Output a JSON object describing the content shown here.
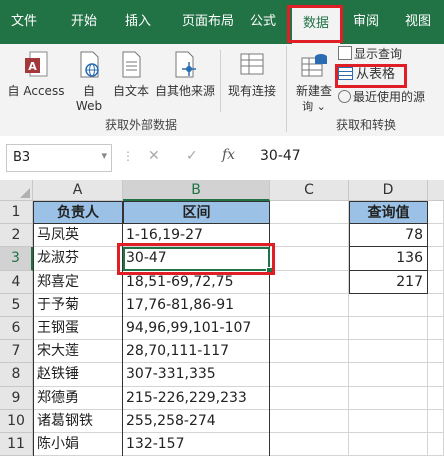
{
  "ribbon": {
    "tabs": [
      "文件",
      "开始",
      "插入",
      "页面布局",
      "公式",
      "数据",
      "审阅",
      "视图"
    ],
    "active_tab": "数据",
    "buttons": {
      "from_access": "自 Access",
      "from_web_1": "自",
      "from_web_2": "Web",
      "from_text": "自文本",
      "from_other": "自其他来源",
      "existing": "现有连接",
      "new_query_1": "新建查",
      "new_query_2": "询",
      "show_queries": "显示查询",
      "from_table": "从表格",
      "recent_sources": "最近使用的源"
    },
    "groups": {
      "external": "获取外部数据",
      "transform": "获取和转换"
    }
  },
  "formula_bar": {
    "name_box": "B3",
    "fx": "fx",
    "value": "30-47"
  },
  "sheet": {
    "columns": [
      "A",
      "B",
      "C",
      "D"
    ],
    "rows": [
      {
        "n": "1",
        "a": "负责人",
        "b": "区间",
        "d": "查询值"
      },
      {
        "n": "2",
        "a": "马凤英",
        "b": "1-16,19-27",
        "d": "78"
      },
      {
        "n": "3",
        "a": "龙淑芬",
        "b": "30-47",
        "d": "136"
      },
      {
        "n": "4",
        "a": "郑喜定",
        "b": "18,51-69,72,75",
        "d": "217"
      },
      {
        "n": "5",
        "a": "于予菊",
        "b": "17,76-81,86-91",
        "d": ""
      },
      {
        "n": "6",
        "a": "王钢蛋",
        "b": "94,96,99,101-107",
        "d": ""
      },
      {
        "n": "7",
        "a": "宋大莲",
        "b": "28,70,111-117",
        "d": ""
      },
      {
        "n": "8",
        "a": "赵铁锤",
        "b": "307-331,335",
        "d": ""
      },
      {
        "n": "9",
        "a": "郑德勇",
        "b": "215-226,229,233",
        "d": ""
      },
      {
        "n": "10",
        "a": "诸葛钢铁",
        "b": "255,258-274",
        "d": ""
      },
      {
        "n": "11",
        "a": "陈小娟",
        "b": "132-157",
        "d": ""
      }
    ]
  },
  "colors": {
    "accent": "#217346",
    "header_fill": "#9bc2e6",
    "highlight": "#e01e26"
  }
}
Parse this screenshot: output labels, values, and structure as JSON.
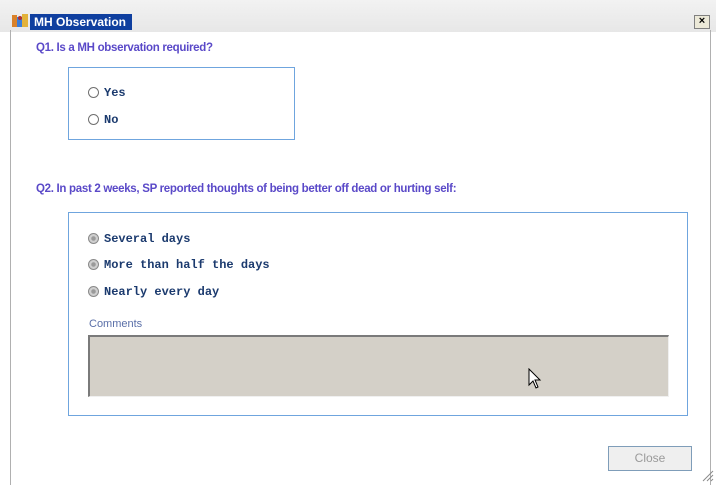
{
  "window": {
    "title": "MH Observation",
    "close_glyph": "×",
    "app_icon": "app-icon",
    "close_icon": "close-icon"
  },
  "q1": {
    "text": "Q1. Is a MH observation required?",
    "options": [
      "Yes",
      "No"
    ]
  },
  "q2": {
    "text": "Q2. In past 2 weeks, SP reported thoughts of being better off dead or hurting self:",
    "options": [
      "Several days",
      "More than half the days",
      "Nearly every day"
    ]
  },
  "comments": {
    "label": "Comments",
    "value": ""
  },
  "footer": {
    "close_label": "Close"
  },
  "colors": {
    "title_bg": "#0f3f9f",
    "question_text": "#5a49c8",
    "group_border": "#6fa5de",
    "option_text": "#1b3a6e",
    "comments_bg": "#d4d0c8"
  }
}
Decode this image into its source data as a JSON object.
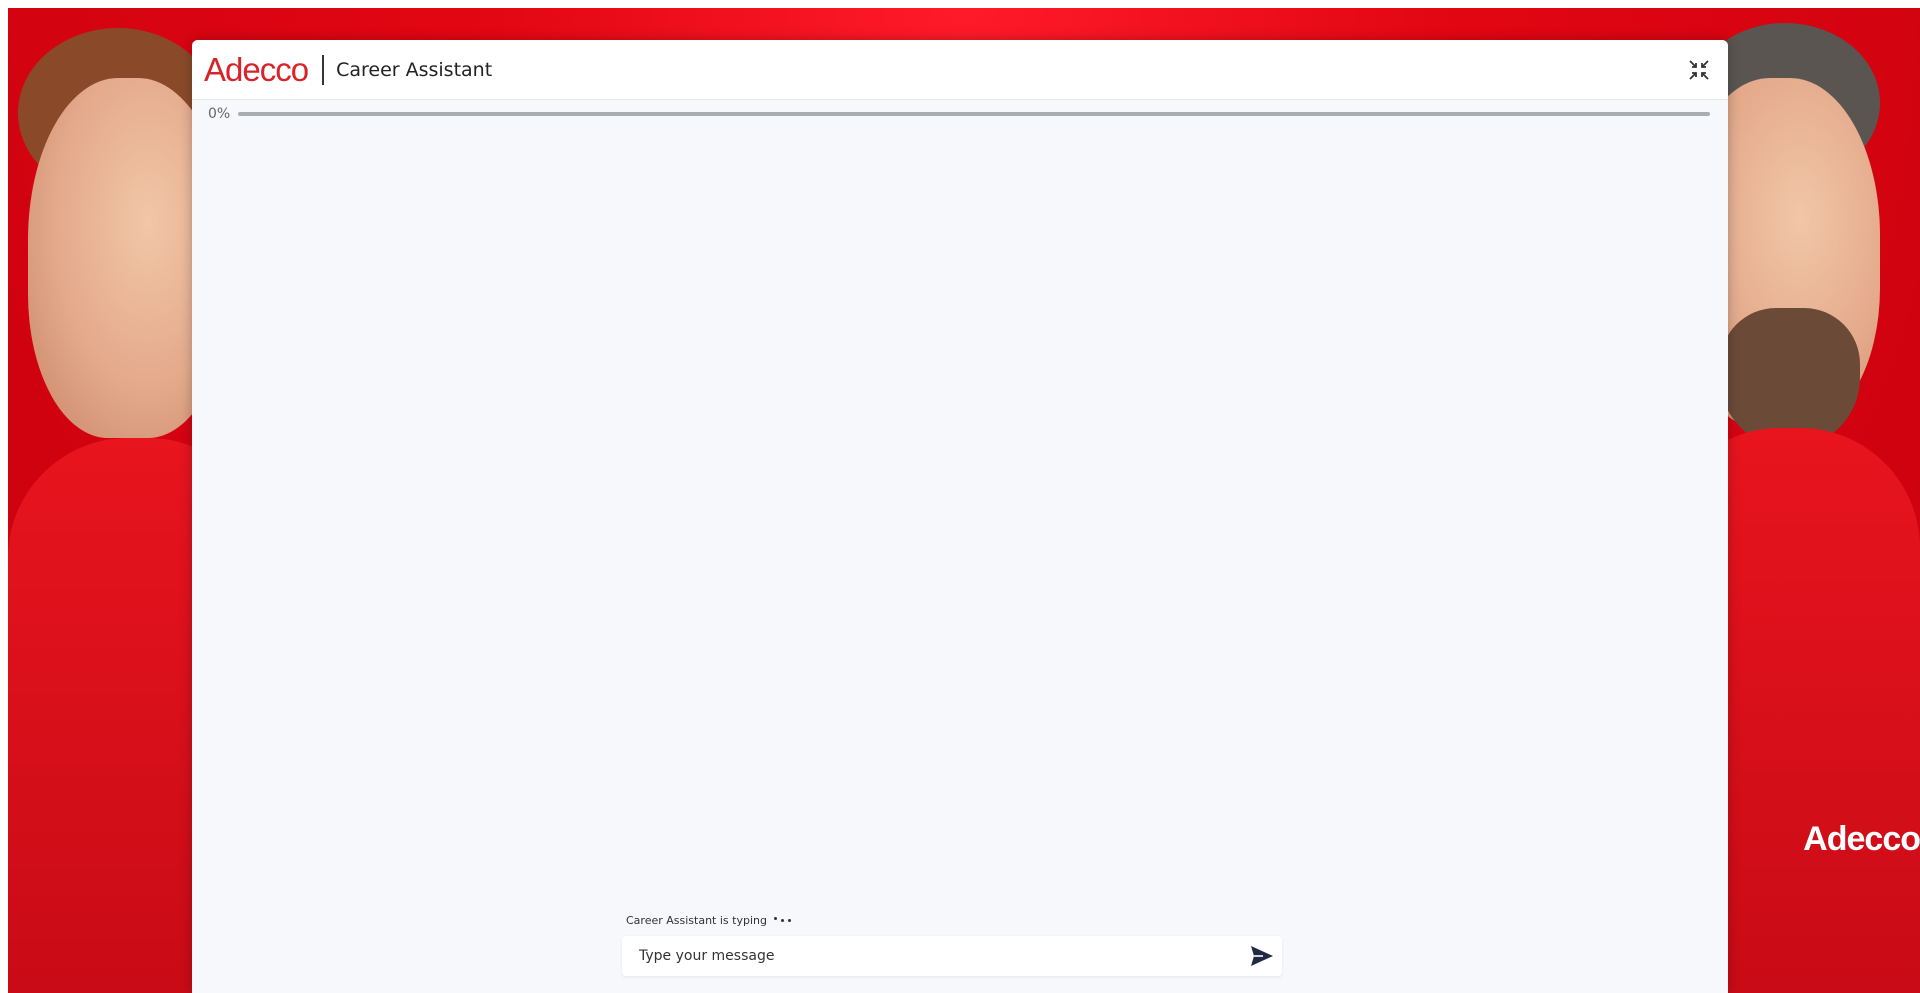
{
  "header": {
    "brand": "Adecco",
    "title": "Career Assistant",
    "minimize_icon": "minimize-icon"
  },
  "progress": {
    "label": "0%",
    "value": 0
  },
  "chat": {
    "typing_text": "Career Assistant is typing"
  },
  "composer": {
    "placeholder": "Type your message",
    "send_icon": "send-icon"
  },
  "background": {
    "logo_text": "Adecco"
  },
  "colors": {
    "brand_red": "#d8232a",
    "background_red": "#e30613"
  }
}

☆ ☆ ☆

_Problem statement_. Only lines holding the string "icon" are wanted; gather each one from the entries above.

_Result of this exercise_.
    "app_icon": "app-icon",
    "close_icon": "close-icon"
    "minimize_icon": "minimize-icon"
    "send_icon": "send-icon"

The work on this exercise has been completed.